> _Task_:
Check each line of the listing, and copy it if it contains the word "Bowl".

> _Entries provided_:

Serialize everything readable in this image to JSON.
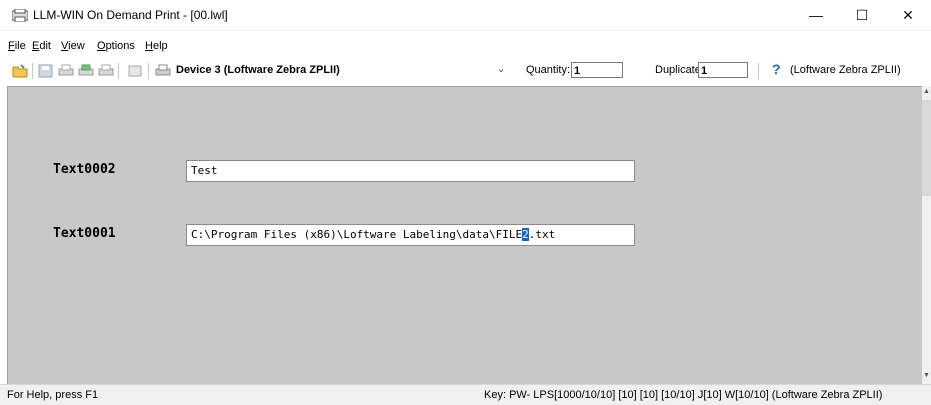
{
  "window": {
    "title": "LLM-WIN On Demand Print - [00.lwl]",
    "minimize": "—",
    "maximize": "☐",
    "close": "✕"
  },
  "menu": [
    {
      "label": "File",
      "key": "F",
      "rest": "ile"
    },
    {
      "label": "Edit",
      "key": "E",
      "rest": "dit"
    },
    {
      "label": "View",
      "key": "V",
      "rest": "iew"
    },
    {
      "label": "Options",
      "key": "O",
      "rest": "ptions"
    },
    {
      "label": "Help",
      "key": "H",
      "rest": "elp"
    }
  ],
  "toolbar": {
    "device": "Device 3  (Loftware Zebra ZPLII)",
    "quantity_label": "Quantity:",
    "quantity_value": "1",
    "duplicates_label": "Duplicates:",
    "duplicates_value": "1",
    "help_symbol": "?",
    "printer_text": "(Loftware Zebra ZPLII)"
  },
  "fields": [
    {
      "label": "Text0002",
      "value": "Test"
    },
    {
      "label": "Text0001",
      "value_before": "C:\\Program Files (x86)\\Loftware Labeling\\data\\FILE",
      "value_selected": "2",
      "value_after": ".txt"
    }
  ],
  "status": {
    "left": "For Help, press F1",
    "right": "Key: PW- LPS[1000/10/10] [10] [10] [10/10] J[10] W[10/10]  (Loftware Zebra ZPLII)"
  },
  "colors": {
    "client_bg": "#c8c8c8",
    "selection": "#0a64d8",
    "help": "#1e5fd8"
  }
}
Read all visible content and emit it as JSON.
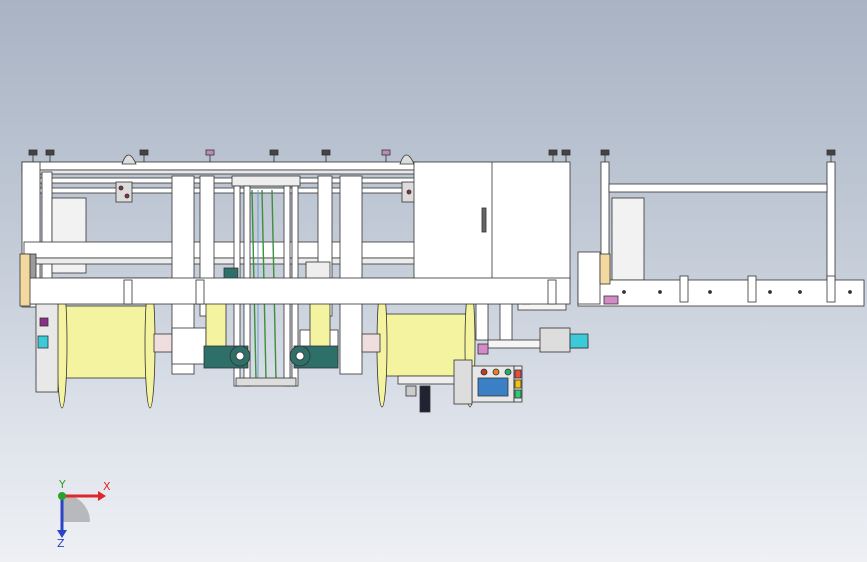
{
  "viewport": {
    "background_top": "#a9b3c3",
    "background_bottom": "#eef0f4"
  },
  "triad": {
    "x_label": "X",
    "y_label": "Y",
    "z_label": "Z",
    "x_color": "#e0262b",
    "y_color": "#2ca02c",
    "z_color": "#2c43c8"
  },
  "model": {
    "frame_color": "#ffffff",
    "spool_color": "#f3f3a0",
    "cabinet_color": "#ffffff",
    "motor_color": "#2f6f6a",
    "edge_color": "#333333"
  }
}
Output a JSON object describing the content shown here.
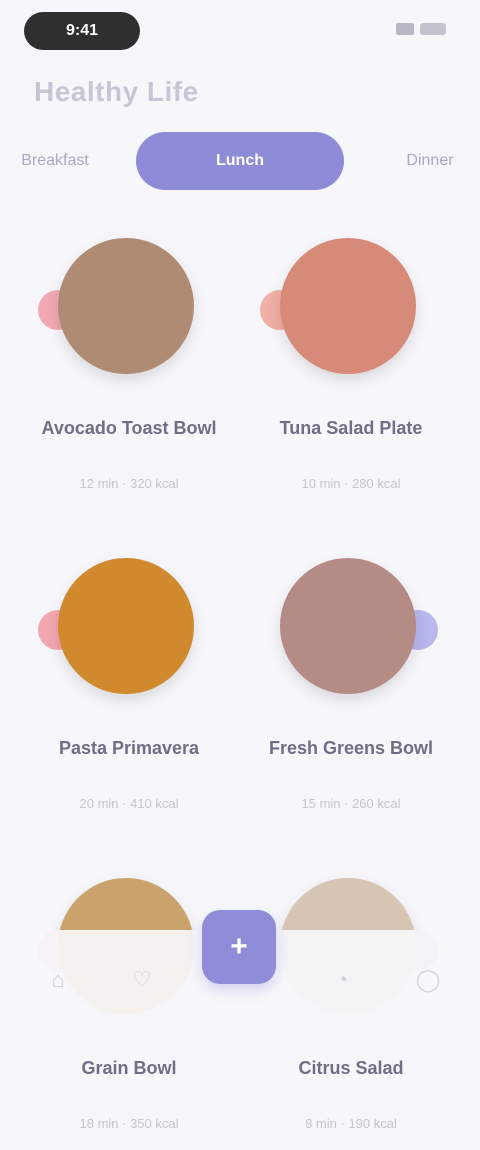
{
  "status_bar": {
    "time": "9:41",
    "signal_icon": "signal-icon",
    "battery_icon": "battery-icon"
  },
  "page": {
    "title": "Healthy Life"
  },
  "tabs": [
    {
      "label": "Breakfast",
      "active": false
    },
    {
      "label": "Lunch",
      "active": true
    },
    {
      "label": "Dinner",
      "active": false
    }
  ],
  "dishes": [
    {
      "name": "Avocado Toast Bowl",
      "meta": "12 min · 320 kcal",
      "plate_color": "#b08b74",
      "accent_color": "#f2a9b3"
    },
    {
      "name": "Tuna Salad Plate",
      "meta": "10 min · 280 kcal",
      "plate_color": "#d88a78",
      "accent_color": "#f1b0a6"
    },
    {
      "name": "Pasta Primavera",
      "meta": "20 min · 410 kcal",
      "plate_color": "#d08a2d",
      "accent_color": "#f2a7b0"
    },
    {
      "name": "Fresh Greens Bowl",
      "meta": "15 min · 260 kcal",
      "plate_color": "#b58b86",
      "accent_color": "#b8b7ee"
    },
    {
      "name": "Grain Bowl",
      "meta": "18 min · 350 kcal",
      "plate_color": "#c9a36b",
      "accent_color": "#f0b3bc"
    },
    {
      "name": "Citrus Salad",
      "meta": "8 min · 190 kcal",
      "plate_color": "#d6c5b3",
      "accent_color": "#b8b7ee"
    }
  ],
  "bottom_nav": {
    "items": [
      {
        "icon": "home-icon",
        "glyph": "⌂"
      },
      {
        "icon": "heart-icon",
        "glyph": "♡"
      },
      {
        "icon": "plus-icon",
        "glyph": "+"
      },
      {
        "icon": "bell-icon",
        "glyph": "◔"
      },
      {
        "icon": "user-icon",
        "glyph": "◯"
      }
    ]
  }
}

...

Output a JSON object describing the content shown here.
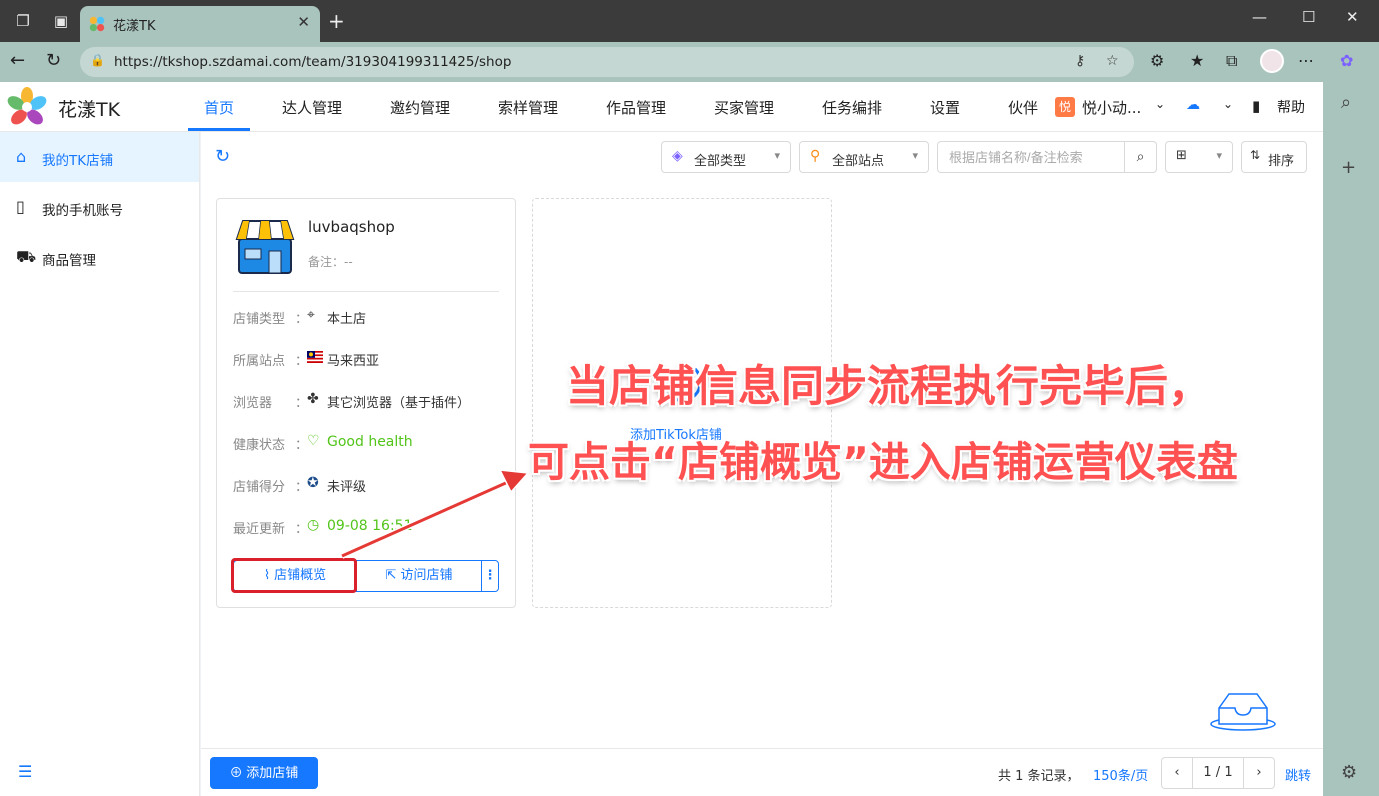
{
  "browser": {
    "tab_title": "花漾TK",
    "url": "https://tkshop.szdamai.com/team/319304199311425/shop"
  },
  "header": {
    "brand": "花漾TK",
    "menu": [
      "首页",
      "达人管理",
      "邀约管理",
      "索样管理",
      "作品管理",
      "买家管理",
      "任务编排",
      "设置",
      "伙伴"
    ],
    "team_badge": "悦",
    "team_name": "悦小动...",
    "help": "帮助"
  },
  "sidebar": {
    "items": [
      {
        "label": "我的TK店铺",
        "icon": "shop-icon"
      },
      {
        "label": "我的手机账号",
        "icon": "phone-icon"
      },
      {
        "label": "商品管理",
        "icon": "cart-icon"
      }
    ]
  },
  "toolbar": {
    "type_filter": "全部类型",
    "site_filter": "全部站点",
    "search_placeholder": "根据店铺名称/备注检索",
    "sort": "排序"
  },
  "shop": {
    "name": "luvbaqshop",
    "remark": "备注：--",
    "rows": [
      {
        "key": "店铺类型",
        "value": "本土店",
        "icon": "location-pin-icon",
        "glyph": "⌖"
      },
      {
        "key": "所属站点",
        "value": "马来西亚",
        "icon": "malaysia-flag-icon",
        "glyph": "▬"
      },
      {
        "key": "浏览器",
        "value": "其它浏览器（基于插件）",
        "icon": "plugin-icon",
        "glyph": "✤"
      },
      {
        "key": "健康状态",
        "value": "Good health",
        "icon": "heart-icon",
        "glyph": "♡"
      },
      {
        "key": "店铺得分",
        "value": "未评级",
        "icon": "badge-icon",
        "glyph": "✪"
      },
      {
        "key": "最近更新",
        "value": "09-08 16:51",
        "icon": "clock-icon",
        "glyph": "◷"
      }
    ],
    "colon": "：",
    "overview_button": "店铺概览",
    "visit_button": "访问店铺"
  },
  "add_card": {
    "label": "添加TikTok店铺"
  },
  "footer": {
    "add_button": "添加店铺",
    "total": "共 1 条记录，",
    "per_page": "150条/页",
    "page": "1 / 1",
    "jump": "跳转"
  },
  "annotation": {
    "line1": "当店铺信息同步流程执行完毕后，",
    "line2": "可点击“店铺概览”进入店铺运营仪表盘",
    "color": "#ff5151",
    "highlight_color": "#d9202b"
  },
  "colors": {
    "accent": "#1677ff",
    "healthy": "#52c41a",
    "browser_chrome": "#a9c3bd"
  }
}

==

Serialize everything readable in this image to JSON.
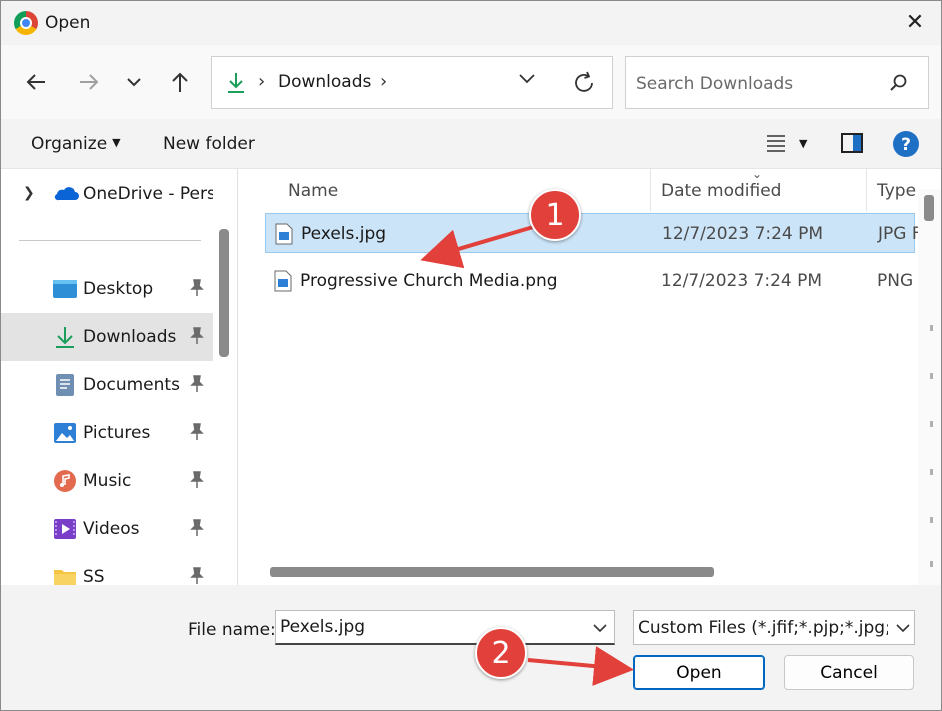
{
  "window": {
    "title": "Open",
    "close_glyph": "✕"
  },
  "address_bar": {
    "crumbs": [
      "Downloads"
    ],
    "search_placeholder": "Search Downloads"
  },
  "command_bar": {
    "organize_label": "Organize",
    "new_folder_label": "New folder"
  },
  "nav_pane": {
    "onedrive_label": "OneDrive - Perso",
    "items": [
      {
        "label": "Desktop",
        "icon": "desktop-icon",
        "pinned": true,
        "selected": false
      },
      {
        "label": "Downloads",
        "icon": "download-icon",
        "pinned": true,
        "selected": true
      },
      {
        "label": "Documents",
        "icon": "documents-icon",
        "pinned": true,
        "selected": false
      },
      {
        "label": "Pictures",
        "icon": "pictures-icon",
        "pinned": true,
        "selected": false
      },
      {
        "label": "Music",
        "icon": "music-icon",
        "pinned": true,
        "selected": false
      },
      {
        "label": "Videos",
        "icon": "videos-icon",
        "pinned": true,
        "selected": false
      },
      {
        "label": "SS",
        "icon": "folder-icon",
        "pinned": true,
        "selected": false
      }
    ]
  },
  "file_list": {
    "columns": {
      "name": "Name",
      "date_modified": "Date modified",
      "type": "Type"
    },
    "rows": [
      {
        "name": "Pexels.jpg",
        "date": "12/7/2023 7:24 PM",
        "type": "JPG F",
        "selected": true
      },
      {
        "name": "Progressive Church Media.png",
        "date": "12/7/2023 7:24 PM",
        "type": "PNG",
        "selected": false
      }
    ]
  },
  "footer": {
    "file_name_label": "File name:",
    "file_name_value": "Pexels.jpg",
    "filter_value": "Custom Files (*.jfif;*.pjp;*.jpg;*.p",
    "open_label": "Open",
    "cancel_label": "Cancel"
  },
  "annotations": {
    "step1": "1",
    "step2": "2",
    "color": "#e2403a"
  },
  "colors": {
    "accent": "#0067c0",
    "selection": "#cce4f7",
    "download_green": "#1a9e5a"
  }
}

> _Exercise response_:
      "name": "Avocado Toast Bowl",
      "name": "Fresh Greens Bowl",
      "name": "Grain Bowl",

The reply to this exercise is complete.